**Task data**
····················
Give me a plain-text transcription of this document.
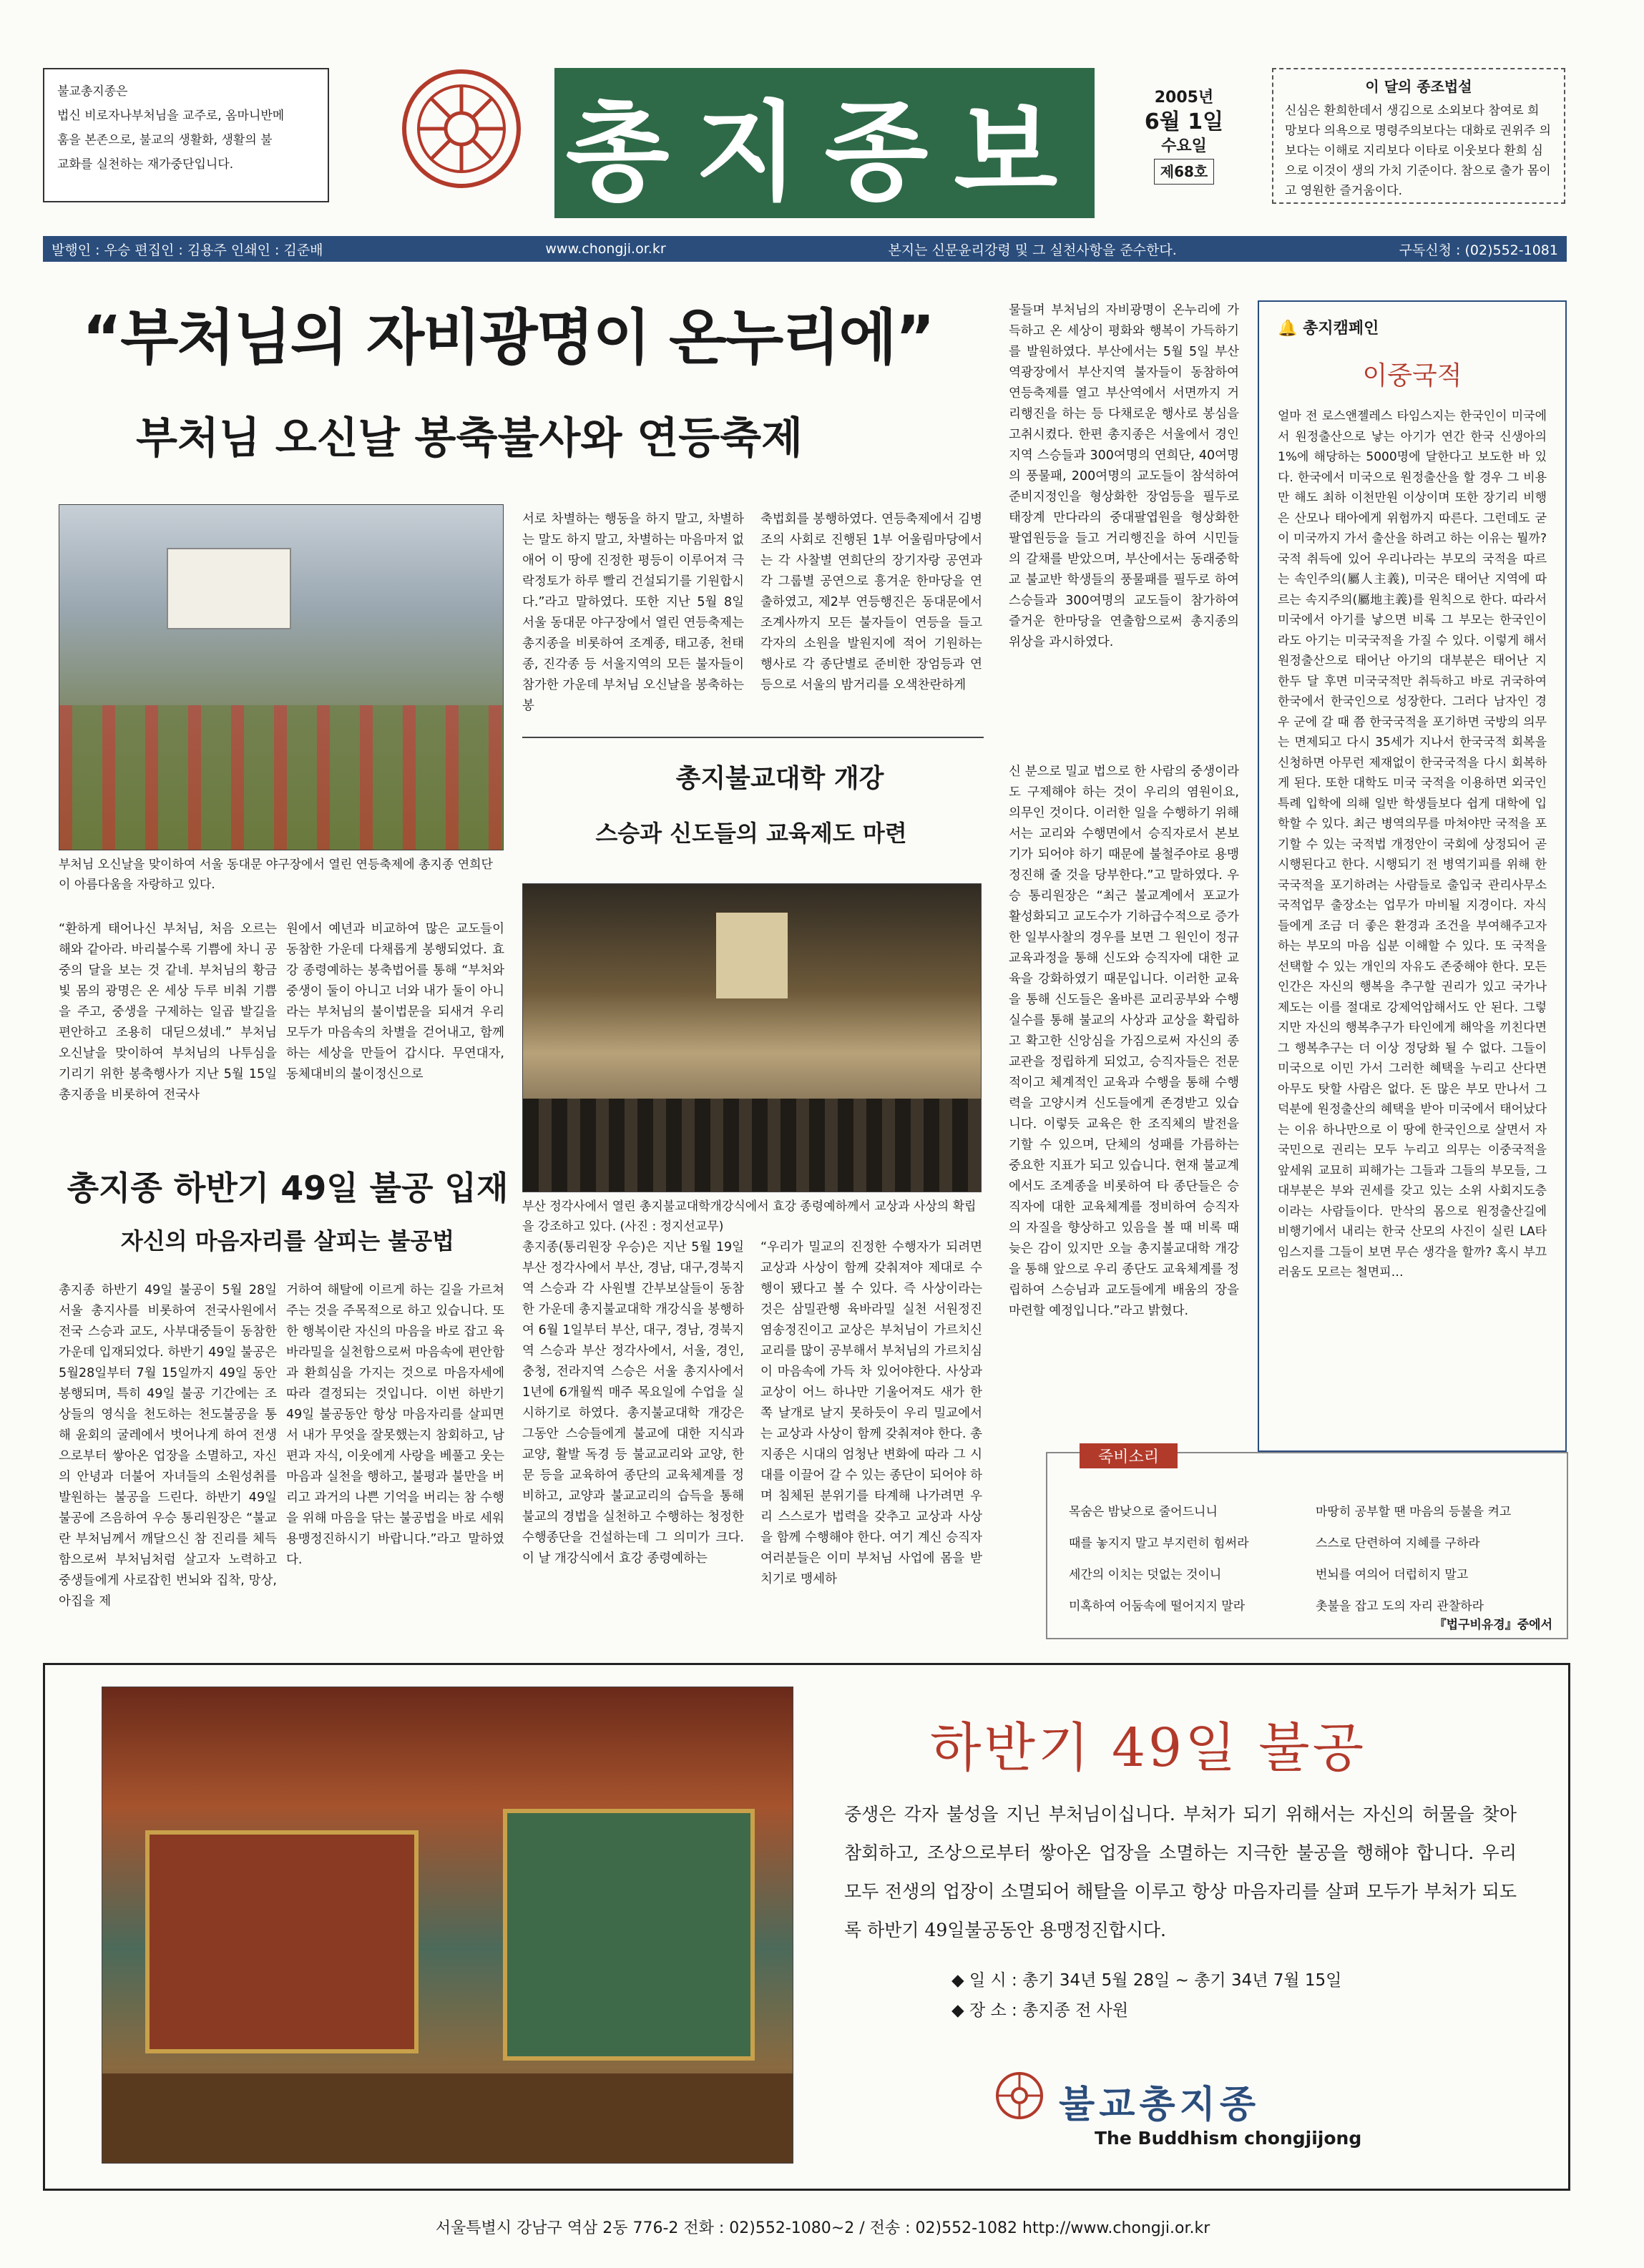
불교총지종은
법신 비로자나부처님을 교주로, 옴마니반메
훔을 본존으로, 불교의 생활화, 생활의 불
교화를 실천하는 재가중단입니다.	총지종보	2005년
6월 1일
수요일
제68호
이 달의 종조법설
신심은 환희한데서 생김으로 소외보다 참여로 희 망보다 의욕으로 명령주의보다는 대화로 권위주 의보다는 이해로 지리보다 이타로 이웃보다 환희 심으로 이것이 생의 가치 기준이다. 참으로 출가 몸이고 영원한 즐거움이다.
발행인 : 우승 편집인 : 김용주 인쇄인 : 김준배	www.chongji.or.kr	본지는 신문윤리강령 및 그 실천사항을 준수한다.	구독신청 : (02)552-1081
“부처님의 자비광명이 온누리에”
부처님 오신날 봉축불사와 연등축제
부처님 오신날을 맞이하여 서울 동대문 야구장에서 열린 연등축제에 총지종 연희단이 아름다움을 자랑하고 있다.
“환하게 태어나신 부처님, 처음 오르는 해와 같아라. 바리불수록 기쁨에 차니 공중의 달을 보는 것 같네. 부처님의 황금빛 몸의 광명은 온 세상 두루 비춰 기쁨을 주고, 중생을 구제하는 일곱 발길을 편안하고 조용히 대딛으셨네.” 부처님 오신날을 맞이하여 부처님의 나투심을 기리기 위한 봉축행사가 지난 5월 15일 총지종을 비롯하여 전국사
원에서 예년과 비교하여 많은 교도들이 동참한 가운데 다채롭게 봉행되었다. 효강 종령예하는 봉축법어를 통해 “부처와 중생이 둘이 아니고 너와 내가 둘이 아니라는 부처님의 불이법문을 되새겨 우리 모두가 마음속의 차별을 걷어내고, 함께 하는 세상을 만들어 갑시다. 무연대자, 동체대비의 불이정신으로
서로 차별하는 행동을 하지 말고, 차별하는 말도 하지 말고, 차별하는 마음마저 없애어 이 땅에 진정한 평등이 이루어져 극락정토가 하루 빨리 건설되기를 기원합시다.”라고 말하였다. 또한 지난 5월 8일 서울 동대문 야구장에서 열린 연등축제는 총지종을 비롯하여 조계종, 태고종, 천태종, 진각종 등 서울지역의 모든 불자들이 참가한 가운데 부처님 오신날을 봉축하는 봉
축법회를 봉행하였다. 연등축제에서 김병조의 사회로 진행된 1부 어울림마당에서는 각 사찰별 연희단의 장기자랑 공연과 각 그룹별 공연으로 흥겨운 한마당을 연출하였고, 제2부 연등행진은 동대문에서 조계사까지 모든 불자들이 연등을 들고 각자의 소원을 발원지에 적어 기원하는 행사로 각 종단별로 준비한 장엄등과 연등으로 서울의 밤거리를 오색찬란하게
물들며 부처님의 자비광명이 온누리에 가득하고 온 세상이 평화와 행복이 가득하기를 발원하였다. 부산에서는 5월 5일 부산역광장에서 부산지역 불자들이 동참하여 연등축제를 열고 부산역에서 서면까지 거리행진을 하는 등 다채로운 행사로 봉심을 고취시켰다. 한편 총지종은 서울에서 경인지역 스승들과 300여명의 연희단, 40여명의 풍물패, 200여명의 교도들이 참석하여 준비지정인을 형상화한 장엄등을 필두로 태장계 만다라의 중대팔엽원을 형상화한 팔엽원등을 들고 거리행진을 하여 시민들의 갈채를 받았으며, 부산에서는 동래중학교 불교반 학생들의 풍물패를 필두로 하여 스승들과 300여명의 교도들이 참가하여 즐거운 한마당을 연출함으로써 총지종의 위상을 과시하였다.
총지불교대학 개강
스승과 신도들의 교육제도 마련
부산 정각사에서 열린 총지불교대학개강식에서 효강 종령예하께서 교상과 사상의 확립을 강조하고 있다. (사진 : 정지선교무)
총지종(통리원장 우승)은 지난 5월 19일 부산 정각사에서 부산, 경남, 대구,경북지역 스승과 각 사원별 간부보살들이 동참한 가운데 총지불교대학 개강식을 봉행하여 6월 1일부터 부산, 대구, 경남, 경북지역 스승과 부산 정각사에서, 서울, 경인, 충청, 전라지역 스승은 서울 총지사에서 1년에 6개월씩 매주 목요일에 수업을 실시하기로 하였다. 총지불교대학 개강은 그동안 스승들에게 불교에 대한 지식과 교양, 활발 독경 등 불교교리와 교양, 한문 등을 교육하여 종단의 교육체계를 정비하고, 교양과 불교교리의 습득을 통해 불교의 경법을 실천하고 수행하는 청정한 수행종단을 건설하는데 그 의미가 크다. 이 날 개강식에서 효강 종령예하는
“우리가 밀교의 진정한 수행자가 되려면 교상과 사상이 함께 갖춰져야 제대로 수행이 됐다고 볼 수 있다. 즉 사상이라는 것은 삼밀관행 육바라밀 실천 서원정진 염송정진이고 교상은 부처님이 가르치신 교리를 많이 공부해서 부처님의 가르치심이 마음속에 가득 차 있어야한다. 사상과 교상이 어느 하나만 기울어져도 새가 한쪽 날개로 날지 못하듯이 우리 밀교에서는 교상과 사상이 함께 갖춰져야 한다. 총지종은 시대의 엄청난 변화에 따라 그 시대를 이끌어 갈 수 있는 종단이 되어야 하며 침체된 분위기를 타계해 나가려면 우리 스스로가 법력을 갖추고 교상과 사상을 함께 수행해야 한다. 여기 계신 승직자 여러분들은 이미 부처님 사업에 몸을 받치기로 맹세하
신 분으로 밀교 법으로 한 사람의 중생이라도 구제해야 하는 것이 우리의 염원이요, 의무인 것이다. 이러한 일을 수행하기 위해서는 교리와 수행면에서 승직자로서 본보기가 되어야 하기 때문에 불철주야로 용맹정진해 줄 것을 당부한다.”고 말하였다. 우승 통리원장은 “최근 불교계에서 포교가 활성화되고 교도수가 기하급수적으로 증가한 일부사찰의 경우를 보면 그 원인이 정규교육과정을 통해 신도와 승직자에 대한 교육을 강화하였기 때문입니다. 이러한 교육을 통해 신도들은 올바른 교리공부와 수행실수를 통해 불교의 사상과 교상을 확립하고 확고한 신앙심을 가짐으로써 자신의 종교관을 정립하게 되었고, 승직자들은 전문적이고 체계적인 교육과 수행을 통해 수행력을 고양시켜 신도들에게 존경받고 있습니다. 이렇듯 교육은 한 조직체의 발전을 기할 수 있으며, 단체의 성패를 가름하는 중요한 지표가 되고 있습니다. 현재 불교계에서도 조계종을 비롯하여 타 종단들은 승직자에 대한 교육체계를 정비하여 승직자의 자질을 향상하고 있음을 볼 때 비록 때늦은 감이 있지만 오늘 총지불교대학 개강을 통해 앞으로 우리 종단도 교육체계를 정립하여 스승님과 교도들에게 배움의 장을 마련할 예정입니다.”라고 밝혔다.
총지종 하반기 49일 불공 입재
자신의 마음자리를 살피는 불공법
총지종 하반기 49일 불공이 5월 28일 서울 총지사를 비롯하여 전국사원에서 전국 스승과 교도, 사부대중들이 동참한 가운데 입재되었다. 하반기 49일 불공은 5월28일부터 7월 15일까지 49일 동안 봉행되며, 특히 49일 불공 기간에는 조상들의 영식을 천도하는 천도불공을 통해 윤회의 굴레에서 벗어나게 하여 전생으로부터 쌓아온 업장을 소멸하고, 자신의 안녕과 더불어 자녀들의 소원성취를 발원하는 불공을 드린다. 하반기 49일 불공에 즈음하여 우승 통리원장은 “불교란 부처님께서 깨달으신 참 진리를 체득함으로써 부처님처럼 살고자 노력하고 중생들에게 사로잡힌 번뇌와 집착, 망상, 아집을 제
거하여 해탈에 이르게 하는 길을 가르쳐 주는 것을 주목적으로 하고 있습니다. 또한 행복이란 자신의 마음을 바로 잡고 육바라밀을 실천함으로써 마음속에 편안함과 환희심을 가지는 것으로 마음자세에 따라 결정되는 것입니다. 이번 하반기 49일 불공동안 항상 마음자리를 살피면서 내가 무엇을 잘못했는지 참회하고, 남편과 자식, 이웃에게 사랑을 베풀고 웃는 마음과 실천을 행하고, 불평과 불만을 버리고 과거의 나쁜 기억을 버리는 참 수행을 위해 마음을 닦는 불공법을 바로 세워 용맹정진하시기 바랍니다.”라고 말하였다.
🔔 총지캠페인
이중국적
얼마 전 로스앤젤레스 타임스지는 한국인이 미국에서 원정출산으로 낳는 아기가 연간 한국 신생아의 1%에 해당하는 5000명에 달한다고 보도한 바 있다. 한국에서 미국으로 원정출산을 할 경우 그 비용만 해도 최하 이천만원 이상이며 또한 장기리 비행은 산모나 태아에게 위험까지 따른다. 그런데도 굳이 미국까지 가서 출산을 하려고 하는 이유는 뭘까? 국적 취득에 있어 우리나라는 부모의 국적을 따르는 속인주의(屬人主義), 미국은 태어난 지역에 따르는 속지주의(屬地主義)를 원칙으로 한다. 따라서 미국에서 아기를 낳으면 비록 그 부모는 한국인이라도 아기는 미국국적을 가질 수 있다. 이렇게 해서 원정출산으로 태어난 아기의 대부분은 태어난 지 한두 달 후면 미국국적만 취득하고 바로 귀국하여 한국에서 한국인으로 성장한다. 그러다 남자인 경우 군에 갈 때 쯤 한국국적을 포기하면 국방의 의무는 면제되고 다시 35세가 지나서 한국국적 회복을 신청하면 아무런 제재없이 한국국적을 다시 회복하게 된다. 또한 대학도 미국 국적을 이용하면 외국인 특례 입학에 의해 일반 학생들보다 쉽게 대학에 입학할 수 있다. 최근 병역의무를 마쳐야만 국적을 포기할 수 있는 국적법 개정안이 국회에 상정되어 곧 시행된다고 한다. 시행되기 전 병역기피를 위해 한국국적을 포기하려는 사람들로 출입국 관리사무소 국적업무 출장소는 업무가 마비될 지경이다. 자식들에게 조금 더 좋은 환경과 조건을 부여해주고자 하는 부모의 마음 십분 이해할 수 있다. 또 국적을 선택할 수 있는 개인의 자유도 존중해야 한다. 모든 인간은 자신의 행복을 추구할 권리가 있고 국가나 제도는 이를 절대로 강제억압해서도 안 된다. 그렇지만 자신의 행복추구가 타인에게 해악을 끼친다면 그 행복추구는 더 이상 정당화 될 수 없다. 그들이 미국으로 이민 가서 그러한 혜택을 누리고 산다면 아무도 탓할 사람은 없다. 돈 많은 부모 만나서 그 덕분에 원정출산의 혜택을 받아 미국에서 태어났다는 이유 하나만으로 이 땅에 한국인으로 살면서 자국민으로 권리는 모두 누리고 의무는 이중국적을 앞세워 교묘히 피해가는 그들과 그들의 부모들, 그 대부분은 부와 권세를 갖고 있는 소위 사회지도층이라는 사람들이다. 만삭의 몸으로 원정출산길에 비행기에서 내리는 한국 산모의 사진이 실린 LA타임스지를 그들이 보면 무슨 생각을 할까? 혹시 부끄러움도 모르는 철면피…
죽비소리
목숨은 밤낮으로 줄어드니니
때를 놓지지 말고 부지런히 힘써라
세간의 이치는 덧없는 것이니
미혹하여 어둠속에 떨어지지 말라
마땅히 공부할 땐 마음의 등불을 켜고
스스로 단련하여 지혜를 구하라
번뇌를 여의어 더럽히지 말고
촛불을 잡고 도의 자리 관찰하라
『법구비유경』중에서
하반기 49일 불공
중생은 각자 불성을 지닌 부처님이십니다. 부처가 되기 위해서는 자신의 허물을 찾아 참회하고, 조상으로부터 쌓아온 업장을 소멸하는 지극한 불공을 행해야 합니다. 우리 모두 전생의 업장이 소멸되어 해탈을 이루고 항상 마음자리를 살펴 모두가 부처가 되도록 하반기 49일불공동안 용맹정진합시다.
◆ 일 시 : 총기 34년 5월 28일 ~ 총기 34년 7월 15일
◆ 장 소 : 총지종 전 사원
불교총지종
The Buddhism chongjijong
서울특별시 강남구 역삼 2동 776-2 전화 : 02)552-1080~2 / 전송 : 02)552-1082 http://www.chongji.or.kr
····················
Filter for "총지종을". Return all lines that hold it.

“환하게 태어나신 부처님, 처음 오르는 해와 같아라. 바리불수록 기쁨에 차니 공중의 달을 보는 것 같네. 부처님의 황금빛 몸의 광명은 온 세상 두루 비춰 기쁨을 주고, 중생을 구제하는 일곱 발길을 편안하고 조용히 대딛으셨네.” 부처님 오신날을 맞이하여 부처님의 나투심을 기리기 위한 봉축행사가 지난 5월 15일 총지종을 비롯하여 전국사
서로 차별하는 행동을 하지 말고, 차별하는 말도 하지 말고, 차별하는 마음마저 없애어 이 땅에 진정한 평등이 이루어져 극락정토가 하루 빨리 건설되기를 기원합시다.”라고 말하였다. 또한 지난 5월 8일 서울 동대문 야구장에서 열린 연등축제는 총지종을 비롯하여 조계종, 태고종, 천태종, 진각종 등 서울지역의 모든 불자들이 참가한 가운데 부처님 오신날을 봉축하는 봉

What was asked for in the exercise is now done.